[A block of data]
========

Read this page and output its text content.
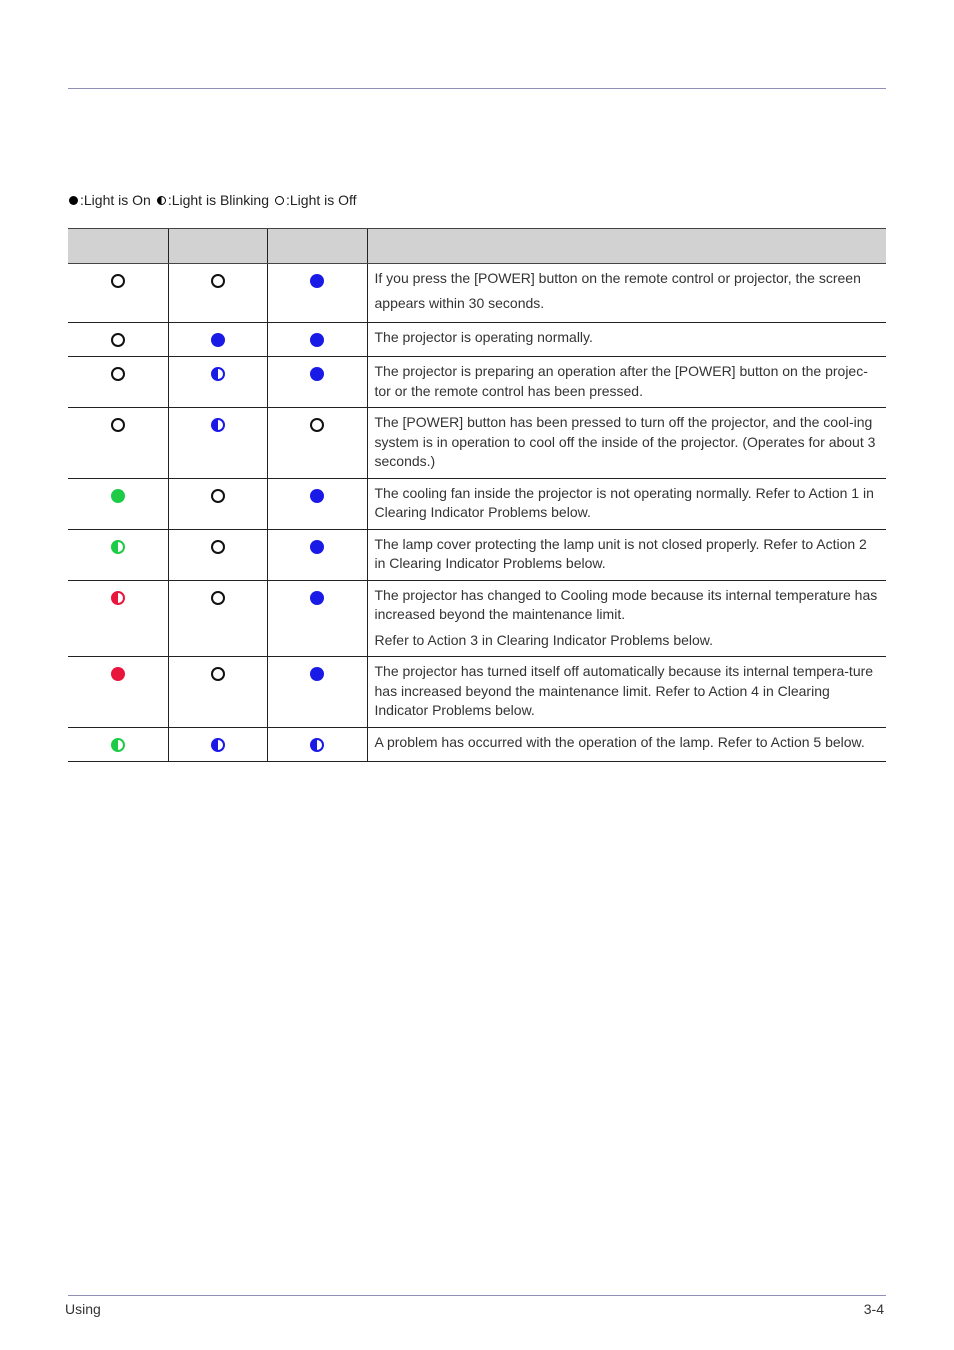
:Light is On :Light is Blinking :Light is Off

			If you press the [POWER] button on the remote control or projector, the screen appears within 30 seconds.

			The projector is operating normally.

			The projector is preparing an operation after the [POWER] button on the projec-tor or the remote control has been pressed.

			The [POWER] button has been pressed to turn off the projector, and the cool-ing system is in operation to cool off the inside of the projector. (Operates for about 3 seconds.)

			The cooling fan inside the projector is not operating normally. Refer to Action 1 in Clearing Indicator Problems below.

			The lamp cover protecting the lamp unit is not closed properly. Refer to Action 2 in Clearing Indicator Problems below.

			The projector has changed to Cooling mode because its internal temperature has increased beyond the maintenance limit.

Refer to Action 3 in Clearing Indicator Problems below.

			The projector has turned itself off automatically because its internal tempera-ture has increased beyond the maintenance limit. Refer to Action 4 in Clearing Indicator Problems below.

			A problem has occurred with the operation of the lamp. Refer to Action 5 below.

Using	3-4
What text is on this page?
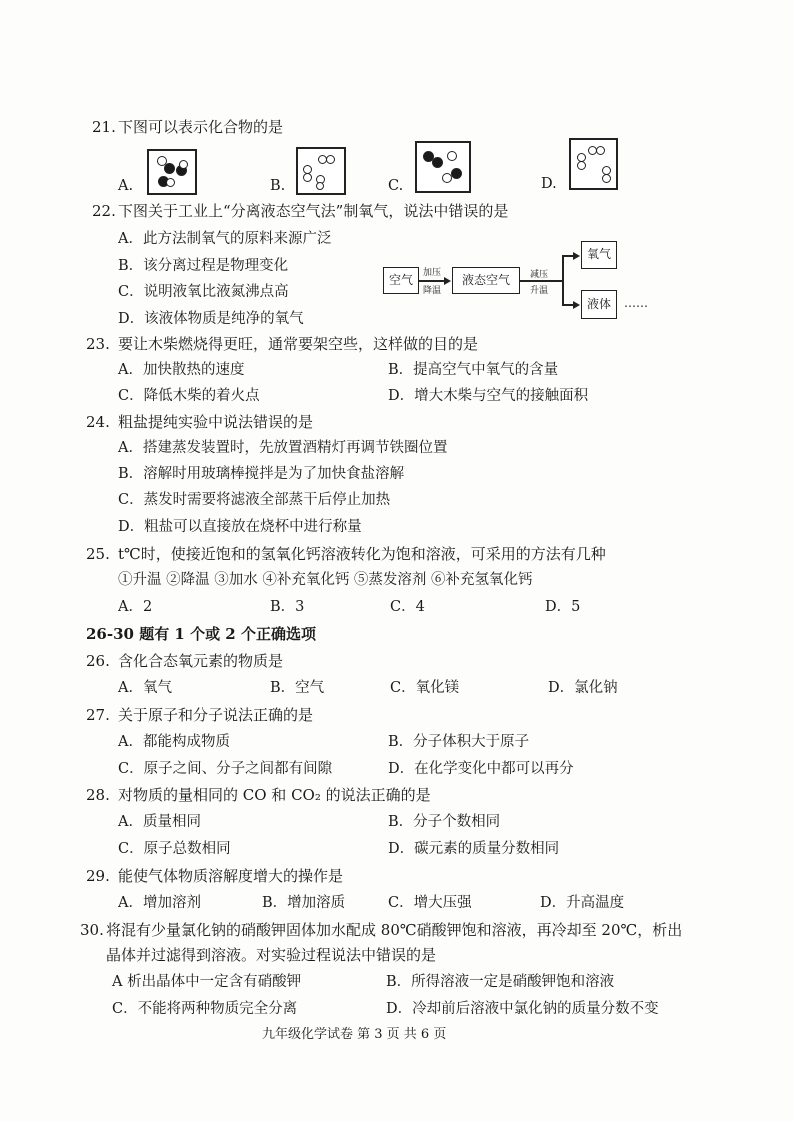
21. 下图可以表示化合物的是
A.	B.	C.	D.
22. 下图关于工业上“分离液态空气法”制氧气，说法中错误的是
A．此方法制氧气的原料来源广泛
B．该分离过程是物理变化
C．说明液氧比液氮沸点高
D．该液体物质是纯净的氧气
空气	加压
降温
液态空气	减压
升温
氧气
液体	……
23. 要让木柴燃烧得更旺，通常要架空些，这样做的目的是
A．加快散热的速度	B．提高空气中氧气的含量
C．降低木柴的着火点	D．增大木柴与空气的接触面积
24. 粗盐提纯实验中说法错误的是
A．搭建蒸发装置时，先放置酒精灯再调节铁圈位置
B．溶解时用玻璃棒搅拌是为了加快食盐溶解
C．蒸发时需要将滤液全部蒸干后停止加热
D．粗盐可以直接放在烧杯中进行称量
25. t℃时，使接近饱和的氢氧化钙溶液转化为饱和溶液，可采用的方法有几种
①升温 ②降温 ③加水 ④补充氧化钙 ⑤蒸发溶剂 ⑥补充氢氧化钙
A．2	B．3	C．4	D．5
26-30 题有 1 个或 2 个正确选项
26. 含化合态氧元素的物质是
A．氧气	B．空气	C．氧化镁	D．氯化钠
27. 关于原子和分子说法正确的是
A．都能构成物质	B．分子体积大于原子
C．原子之间、分子之间都有间隙	D．在化学变化中都可以再分
28. 对物质的量相同的 CO 和 CO₂ 的说法正确的是
A．质量相同	B．分子个数相同
C．原子总数相同	D．碳元素的质量分数相同
29. 能使气体物质溶解度增大的操作是
A．增加溶剂	B．增加溶质	C．增大压强	D．升高温度
30. 将混有少量氯化钠的硝酸钾固体加水配成 80℃硝酸钾饱和溶液，再冷却至 20℃，析出
晶体并过滤得到溶液。对实验过程说法中错误的是
A 析出晶体中一定含有硝酸钾	B．所得溶液一定是硝酸钾饱和溶液
C．不能将两种物质完全分离	D．冷却前后溶液中氯化钠的质量分数不变
九年级化学试卷 第 3 页 共 6 页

========

Skip the pictures and write out exactly the lines from the line containing "What text is on this page?" through the end of the listing above.

• _Response to this exercise_:
What text is on this page?
21. 下图可以表示化合物的是
A.	B.	C.	D.
22. 下图关于工业上“分离液态空气法”制氧气，说法中错误的是
A．此方法制氧气的原料来源广泛
B．该分离过程是物理变化
C．说明液氧比液氮沸点高
D．该液体物质是纯净的氧气
空气	加压
降温
液态空气	减压
升温
氧气
液体	……
23. 要让木柴燃烧得更旺，通常要架空些，这样做的目的是
A．加快散热的速度	B．提高空气中氧气的含量
C．降低木柴的着火点	D．增大木柴与空气的接触面积
24. 粗盐提纯实验中说法错误的是
A．搭建蒸发装置时，先放置酒精灯再调节铁圈位置
B．溶解时用玻璃棒搅拌是为了加快食盐溶解
C．蒸发时需要将滤液全部蒸干后停止加热
D．粗盐可以直接放在烧杯中进行称量
25. t℃时，使接近饱和的氢氧化钙溶液转化为饱和溶液，可采用的方法有几种
①升温 ②降温 ③加水 ④补充氧化钙 ⑤蒸发溶剂 ⑥补充氢氧化钙
A．2	B．3	C．4	D．5
26-30 题有 1 个或 2 个正确选项
26. 含化合态氧元素的物质是
A．氧气	B．空气	C．氧化镁	D．氯化钠
27. 关于原子和分子说法正确的是
A．都能构成物质	B．分子体积大于原子
C．原子之间、分子之间都有间隙	D．在化学变化中都可以再分
28. 对物质的量相同的 CO 和 CO₂ 的说法正确的是
A．质量相同	B．分子个数相同
C．原子总数相同	D．碳元素的质量分数相同
29. 能使气体物质溶解度增大的操作是
A．增加溶剂	B．增加溶质	C．增大压强	D．升高温度
30. 将混有少量氯化钠的硝酸钾固体加水配成 80℃硝酸钾饱和溶液，再冷却至 20℃，析出
晶体并过滤得到溶液。对实验过程说法中错误的是
A 析出晶体中一定含有硝酸钾	B．所得溶液一定是硝酸钾饱和溶液
C．不能将两种物质完全分离	D．冷却前后溶液中氯化钠的质量分数不变
九年级化学试卷 第 3 页 共 6 页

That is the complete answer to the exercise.